→ **Trecho selecionado**:
>>>>
Sintrajud reforça chamado para campanha contra aumento das alíquotas previdenciárias


17/06/2020 - Shuellen Peixoto
Na live desta segunda-feira, 15 de junho, o advogado César Lignelli falou sobre atuação jurídica do Sindicato em defesa da irredutibilidade salarial.

O chamado para reforçar a mobilização contra a redução salarial que o governo e o Congresso Nacional continuam pautando contra os servidores foi o tema debatido na vigésima oitava live o Sindicato, que aconteceu nesta segunda-feira, 15 de junho. O bate-papo virtual teve a participação do advogado César Lignelli, assessor do Sindicato, e dos diretores Inês Leal e Tarcisio Ferreira, que conversaram sobre a atuação do Sintrajud em todas as frentes para derrubar o confisco salarial imposto pela Emenda Constitucional 103, a ‘reforma’ da previdência do Governo Bolsonaro.

O Supremo Tribunal Federal pautou para esta sexta-feira, 19 de junho, o julgamento dos pedidos de medidas cautelares nas ações diretas de inconstitucionalidade 6254, 6255, 6258, 6271 e 6367. As ADIs, entre outros pontos, debatem a majoração das alíquotas de contribuição previdenciária e possibilidade de fixação de contribuição extraordinária para servidores ativos e aposentados, impostas pela Emenda Constitucional 103.  O Sindicato apresentará memoriais. O relator é o ministro Luís Roberto Barroso,  que pautou os pedidos cautelares para afastar de imediato as novas alíquotas.

O advogado César Lignelli destaca que os dispositivos são inconstitucionais e causam redução salarial para os servidores. “O aumento da contribuição previdenciária fere o caráter contributivo do tributo, porque não é possível majorar alíquotas sem que haja um benefício correlacionado ao aumento e, neste caso o aumento da contribuição previdenciária vem junto com uma redução, uma limitação do benefício”, afirmou. “Quanto ao dispositivo que trata sobre alíquotas das contribuições extraordinárias, na minha opinião, fere a segurança jurídica, a razoabilidade e o direito adquirido”, ressaltou César.

O advogado também explicou que o relator, ao indeferir liminares pedidas nas ADIs 6254, 6255 e 6271, já antecipou opinião de que o aumento da taxação estaria legitimado por ter sido aprovado em emenda constitucional. Por isso, a diretoria do Sintrajud organiza um abaixo-assinado cobrando aos ministros do Supremo que a Constituição da República seja resguardada. Assine a petição aqui.
<<<<
→ **Instruções da tarefa**:
Transcreva da notícia sobre as alíquotas previdenciárias o trecho começando em "Sintrajud reforça chamado" e seguindo até "do Governo Bolsonaro.", inclusive.

→ **Amostra de dados**:
>>>>
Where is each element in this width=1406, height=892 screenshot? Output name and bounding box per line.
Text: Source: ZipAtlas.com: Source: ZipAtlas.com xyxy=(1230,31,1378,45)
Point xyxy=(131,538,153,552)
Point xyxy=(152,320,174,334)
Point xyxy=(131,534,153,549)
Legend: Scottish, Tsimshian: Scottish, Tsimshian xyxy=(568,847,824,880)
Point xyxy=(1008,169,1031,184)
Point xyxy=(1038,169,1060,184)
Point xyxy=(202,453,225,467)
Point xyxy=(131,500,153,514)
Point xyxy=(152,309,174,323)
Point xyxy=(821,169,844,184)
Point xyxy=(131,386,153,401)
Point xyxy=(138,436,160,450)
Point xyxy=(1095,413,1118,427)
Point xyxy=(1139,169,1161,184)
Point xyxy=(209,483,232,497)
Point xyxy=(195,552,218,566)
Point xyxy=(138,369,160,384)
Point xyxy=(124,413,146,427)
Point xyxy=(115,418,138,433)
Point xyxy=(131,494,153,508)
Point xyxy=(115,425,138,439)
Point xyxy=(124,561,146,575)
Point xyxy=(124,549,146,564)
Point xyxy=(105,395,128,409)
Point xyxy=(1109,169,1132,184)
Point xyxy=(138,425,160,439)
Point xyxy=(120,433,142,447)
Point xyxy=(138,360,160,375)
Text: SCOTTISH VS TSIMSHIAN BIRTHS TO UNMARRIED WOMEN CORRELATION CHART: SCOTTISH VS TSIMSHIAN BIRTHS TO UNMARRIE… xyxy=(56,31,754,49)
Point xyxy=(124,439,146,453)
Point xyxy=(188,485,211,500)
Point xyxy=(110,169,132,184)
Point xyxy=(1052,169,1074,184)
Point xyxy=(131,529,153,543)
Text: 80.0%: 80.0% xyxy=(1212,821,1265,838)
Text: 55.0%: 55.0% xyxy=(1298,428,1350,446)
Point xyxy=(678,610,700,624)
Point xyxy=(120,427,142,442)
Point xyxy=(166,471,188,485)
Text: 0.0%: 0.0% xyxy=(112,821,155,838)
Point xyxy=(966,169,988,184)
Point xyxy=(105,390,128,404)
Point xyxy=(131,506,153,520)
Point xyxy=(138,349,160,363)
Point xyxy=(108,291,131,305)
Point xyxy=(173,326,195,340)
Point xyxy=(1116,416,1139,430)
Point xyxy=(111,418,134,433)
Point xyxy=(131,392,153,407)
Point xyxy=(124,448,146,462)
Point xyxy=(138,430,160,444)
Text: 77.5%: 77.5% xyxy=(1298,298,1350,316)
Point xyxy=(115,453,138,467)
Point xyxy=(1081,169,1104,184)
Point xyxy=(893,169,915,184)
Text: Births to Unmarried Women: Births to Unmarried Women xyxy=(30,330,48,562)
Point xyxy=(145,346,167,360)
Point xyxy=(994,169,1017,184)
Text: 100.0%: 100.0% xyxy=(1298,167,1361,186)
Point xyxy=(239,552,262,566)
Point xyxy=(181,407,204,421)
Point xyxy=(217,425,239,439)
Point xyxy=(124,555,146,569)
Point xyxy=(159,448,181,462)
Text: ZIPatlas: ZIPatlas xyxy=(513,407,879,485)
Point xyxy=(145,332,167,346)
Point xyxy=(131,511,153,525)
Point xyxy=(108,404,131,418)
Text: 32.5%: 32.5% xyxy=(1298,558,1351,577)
<<<<
→ **Resultado da tarefa**:
Sintrajud reforça chamado para campanha contra aumento das alíquotas previdenciárias


17/06/2020 - Shuellen Peixoto
Na live desta segunda-feira, 15 de junho, o advogado César Lignelli falou sobre atuação jurídica do Sindicato em defesa da irredutibilidade salarial.

O chamado para reforçar a mobilização contra a redução salarial que o governo e o Congresso Nacional continuam pautando contra os servidores foi o tema debatido na vigésima oitava live o Sindicato, que aconteceu nesta segunda-feira, 15 de junho. O bate-papo virtual teve a participação do advogado César Lignelli, assessor do Sindicato, e dos diretores Inês Leal e Tarcisio Ferreira, que conversaram sobre a atuação do Sintrajud em todas as frentes para derrubar o confisco salarial imposto pela Emenda Constitucional 103, a ‘reforma’ da previdência do Governo Bolsonaro.